◆ Exercise requirements
Make an exact copy of the entries below.

(Figure contents as structured data)

########

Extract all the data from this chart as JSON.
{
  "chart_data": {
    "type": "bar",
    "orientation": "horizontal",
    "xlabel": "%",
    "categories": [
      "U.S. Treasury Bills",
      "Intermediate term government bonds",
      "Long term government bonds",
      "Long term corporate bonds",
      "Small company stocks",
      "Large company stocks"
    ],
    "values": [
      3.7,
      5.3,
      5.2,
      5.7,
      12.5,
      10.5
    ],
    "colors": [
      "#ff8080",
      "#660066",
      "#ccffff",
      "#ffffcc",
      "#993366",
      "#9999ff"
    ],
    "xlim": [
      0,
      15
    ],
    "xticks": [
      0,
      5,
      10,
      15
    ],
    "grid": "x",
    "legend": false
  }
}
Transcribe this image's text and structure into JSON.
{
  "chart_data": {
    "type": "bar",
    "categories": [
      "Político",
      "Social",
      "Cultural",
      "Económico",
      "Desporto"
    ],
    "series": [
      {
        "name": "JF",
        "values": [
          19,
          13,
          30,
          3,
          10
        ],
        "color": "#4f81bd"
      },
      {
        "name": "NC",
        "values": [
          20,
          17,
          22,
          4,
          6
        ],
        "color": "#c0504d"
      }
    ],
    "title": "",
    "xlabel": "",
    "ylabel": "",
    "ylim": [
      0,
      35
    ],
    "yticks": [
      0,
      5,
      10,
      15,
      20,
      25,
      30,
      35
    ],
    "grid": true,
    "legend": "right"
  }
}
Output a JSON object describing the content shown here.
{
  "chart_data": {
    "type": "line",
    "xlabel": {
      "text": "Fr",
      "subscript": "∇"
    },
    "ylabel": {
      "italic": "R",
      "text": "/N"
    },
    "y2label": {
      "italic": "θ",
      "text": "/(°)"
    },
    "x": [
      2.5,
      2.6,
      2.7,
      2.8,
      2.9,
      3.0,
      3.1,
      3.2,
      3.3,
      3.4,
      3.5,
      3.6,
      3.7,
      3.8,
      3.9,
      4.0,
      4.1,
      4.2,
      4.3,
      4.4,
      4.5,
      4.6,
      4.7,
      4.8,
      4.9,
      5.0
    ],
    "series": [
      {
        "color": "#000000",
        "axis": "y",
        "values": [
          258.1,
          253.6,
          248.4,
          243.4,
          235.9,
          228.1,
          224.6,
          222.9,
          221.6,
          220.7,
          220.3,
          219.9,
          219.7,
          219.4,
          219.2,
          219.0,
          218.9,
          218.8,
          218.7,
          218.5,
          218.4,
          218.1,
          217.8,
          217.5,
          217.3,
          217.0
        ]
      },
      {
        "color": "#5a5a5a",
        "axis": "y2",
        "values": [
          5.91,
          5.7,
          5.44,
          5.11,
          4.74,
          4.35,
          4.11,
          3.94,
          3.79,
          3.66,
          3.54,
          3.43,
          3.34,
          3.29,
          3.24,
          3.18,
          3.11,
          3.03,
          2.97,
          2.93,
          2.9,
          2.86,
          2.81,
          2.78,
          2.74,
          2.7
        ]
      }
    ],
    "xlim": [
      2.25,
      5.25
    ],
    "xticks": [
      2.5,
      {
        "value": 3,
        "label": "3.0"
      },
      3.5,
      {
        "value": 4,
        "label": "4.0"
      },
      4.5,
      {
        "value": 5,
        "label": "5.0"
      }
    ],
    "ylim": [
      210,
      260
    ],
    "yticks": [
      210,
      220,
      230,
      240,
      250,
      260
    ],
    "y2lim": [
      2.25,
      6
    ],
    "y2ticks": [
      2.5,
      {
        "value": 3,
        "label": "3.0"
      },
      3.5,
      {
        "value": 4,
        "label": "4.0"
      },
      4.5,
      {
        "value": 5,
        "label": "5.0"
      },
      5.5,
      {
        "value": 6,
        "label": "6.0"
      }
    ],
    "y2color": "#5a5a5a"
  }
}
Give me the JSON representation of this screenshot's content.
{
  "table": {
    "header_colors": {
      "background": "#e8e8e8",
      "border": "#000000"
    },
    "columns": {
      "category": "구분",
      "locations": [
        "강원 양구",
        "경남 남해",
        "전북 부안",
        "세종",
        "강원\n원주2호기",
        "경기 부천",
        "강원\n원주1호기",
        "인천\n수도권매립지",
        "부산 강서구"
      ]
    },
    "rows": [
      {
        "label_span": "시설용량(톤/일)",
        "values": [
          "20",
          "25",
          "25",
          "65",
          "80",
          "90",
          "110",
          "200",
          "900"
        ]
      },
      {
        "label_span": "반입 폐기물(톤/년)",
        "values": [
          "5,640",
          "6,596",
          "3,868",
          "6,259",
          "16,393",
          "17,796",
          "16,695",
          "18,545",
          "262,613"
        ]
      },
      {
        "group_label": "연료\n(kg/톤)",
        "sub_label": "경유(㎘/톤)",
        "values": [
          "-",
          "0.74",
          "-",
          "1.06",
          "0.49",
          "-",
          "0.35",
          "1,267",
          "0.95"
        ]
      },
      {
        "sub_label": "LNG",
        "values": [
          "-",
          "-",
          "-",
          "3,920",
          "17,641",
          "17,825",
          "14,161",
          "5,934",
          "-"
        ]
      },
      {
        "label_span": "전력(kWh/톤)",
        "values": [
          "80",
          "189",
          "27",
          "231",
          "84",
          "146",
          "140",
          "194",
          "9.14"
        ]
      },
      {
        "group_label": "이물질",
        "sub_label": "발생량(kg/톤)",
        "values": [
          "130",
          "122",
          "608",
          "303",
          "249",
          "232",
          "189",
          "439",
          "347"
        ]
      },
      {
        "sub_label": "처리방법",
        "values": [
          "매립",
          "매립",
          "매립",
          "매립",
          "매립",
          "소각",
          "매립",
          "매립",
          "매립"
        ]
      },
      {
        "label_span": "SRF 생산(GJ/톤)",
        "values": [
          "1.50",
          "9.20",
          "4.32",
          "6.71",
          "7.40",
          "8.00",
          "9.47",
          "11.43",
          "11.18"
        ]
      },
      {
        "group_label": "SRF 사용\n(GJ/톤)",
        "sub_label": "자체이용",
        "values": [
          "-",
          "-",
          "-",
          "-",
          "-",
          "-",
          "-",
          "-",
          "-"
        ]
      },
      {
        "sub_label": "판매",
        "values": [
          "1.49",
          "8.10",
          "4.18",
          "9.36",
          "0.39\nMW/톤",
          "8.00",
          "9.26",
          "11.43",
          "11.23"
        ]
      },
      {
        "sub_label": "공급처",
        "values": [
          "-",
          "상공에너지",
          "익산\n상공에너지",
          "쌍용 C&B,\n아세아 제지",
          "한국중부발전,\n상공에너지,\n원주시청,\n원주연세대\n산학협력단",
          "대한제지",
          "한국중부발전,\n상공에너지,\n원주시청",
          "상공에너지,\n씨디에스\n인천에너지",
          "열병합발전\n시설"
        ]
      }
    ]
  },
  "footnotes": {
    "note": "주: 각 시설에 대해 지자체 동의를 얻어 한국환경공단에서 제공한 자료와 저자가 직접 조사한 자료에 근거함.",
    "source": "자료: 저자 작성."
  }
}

########

◆ Complete answer
Extract all the data from this chart as JSON.
{
  "chart_data": {
    "type": "bar",
    "orientation": "horizontal",
    "xlabel": "%",
    "categories": [
      "U.S. Treasury Bills",
      "Intermediate term government bonds",
      "Long term government bonds",
      "Long term corporate bonds",
      "Small company stocks",
      "Large company stocks"
    ],
    "values": [
      3.7,
      5.3,
      5.2,
      5.7,
      12.5,
      10.5
    ],
    "colors": [
      "#ff8080",
      "#660066",
      "#ccffff",
      "#ffffcc",
      "#993366",
      "#9999ff"
    ],
    "xlim": [
      0,
      15
    ],
    "xticks": [
      0,
      5,
      10,
      15
    ],
    "grid": "x",
    "legend": false
  }
}
Transcribe this image's text and structure into JSON.
{
  "chart_data": {
    "type": "bar",
    "categories": [
      "Político",
      "Social",
      "Cultural",
      "Económico",
      "Desporto"
    ],
    "series": [
      {
        "name": "JF",
        "values": [
          19,
          13,
          30,
          3,
          10
        ],
        "color": "#4f81bd"
      },
      {
        "name": "NC",
        "values": [
          20,
          17,
          22,
          4,
          6
        ],
        "color": "#c0504d"
      }
    ],
    "title": "",
    "xlabel": "",
    "ylabel": "",
    "ylim": [
      0,
      35
    ],
    "yticks": [
      0,
      5,
      10,
      15,
      20,
      25,
      30,
      35
    ],
    "grid": true,
    "legend": "right"
  }
}
Output a JSON object describing the content shown here.
{
  "chart_data": {
    "type": "line",
    "xlabel": {
      "text": "Fr",
      "subscript": "∇"
    },
    "ylabel": {
      "italic": "R",
      "text": "/N"
    },
    "y2label": {
      "italic": "θ",
      "text": "/(°)"
    },
    "x": [
      2.5,
      2.6,
      2.7,
      2.8,
      2.9,
      3.0,
      3.1,
      3.2,
      3.3,
      3.4,
      3.5,
      3.6,
      3.7,
      3.8,
      3.9,
      4.0,
      4.1,
      4.2,
      4.3,
      4.4,
      4.5,
      4.6,
      4.7,
      4.8,
      4.9,
      5.0
    ],
    "series": [
      {
        "color": "#000000",
        "axis": "y",
        "values": [
          258.1,
          253.6,
          248.4,
          243.4,
          235.9,
          228.1,
          224.6,
          222.9,
          221.6,
          220.7,
          220.3,
          219.9,
          219.7,
          219.4,
          219.2,
          219.0,
          218.9,
          218.8,
          218.7,
          218.5,
          218.4,
          218.1,
          217.8,
          217.5,
          217.3,
          217.0
        ]
      },
      {
        "color": "#5a5a5a",
        "axis": "y2",
        "values": [
          5.91,
          5.7,
          5.44,
          5.11,
          4.74,
          4.35,
          4.11,
          3.94,
          3.79,
          3.66,
          3.54,
          3.43,
          3.34,
          3.29,
          3.24,
          3.18,
          3.11,
          3.03,
          2.97,
          2.93,
          2.9,
          2.86,
          2.81,
          2.78,
          2.74,
          2.7
        ]
      }
    ],
    "xlim": [
      2.25,
      5.25
    ],
    "xticks": [
      2.5,
      {
        "value": 3,
        "label": "3.0"
      },
      3.5,
      {
        "value": 4,
        "label": "4.0"
      },
      4.5,
      {
        "value": 5,
        "label": "5.0"
      }
    ],
    "ylim": [
      210,
      260
    ],
    "yticks": [
      210,
      220,
      230,
      240,
      250,
      260
    ],
    "y2lim": [
      2.25,
      6
    ],
    "y2ticks": [
      2.5,
      {
        "value": 3,
        "label": "3.0"
      },
      3.5,
      {
        "value": 4,
        "label": "4.0"
      },
      4.5,
      {
        "value": 5,
        "label": "5.0"
      },
      5.5,
      {
        "value": 6,
        "label": "6.0"
      }
    ],
    "y2color": "#5a5a5a"
  }
}
Give me the JSON representation of this screenshot's content.
{
  "table": {
    "header_colors": {
      "background": "#e8e8e8",
      "border": "#000000"
    },
    "columns": {
      "category": "구분",
      "locations": [
        "강원 양구",
        "경남 남해",
        "전북 부안",
        "세종",
        "강원\n원주2호기",
        "경기 부천",
        "강원\n원주1호기",
        "인천\n수도권매립지",
        "부산 강서구"
      ]
    },
    "rows": [
      {
        "label_span": "시설용량(톤/일)",
        "values": [
          "20",
          "25",
          "25",
          "65",
          "80",
          "90",
          "110",
          "200",
          "900"
        ]
      },
      {
        "label_span": "반입 폐기물(톤/년)",
        "values": [
          "5,640",
          "6,596",
          "3,868",
          "6,259",
          "16,393",
          "17,796",
          "16,695",
          "18,545",
          "262,613"
        ]
      },
      {
        "group_label": "연료\n(kg/톤)",
        "sub_label": "경유(㎘/톤)",
        "values": [
          "-",
          "0.74",
          "-",
          "1.06",
          "0.49",
          "-",
          "0.35",
          "1,267",
          "0.95"
        ]
      },
      {
        "sub_label": "LNG",
        "values": [
          "-",
          "-",
          "-",
          "3,920",
          "17,641",
          "17,825",
          "14,161",
          "5,934",
          "-"
        ]
      },
      {
        "label_span": "전력(kWh/톤)",
        "values": [
          "80",
          "189",
          "27",
          "231",
          "84",
          "146",
          "140",
          "194",
          "9.14"
        ]
      },
      {
        "group_label": "이물질",
        "sub_label": "발생량(kg/톤)",
        "values": [
          "130",
          "122",
          "608",
          "303",
          "249",
          "232",
          "189",
          "439",
          "347"
        ]
      },
      {
        "sub_label": "처리방법",
        "values": [
          "매립",
          "매립",
          "매립",
          "매립",
          "매립",
          "소각",
          "매립",
          "매립",
          "매립"
        ]
      },
      {
        "label_span": "SRF 생산(GJ/톤)",
        "values": [
          "1.50",
          "9.20",
          "4.32",
          "6.71",
          "7.40",
          "8.00",
          "9.47",
          "11.43",
          "11.18"
        ]
      },
      {
        "group_label": "SRF 사용\n(GJ/톤)",
        "sub_label": "자체이용",
        "values": [
          "-",
          "-",
          "-",
          "-",
          "-",
          "-",
          "-",
          "-",
          "-"
        ]
      },
      {
        "sub_label": "판매",
        "values": [
          "1.49",
          "8.10",
          "4.18",
          "9.36",
          "0.39\nMW/톤",
          "8.00",
          "9.26",
          "11.43",
          "11.23"
        ]
      },
      {
        "sub_label": "공급처",
        "values": [
          "-",
          "상공에너지",
          "익산\n상공에너지",
          "쌍용 C&B,\n아세아 제지",
          "한국중부발전,\n상공에너지,\n원주시청,\n원주연세대\n산학협력단",
          "대한제지",
          "한국중부발전,\n상공에너지,\n원주시청",
          "상공에너지,\n씨디에스\n인천에너지",
          "열병합발전\n시설"
        ]
      }
    ]
  },
  "footnotes": {
    "note": "주: 각 시설에 대해 지자체 동의를 얻어 한국환경공단에서 제공한 자료와 저자가 직접 조사한 자료에 근거함.",
    "source": "자료: 저자 작성."
  }
}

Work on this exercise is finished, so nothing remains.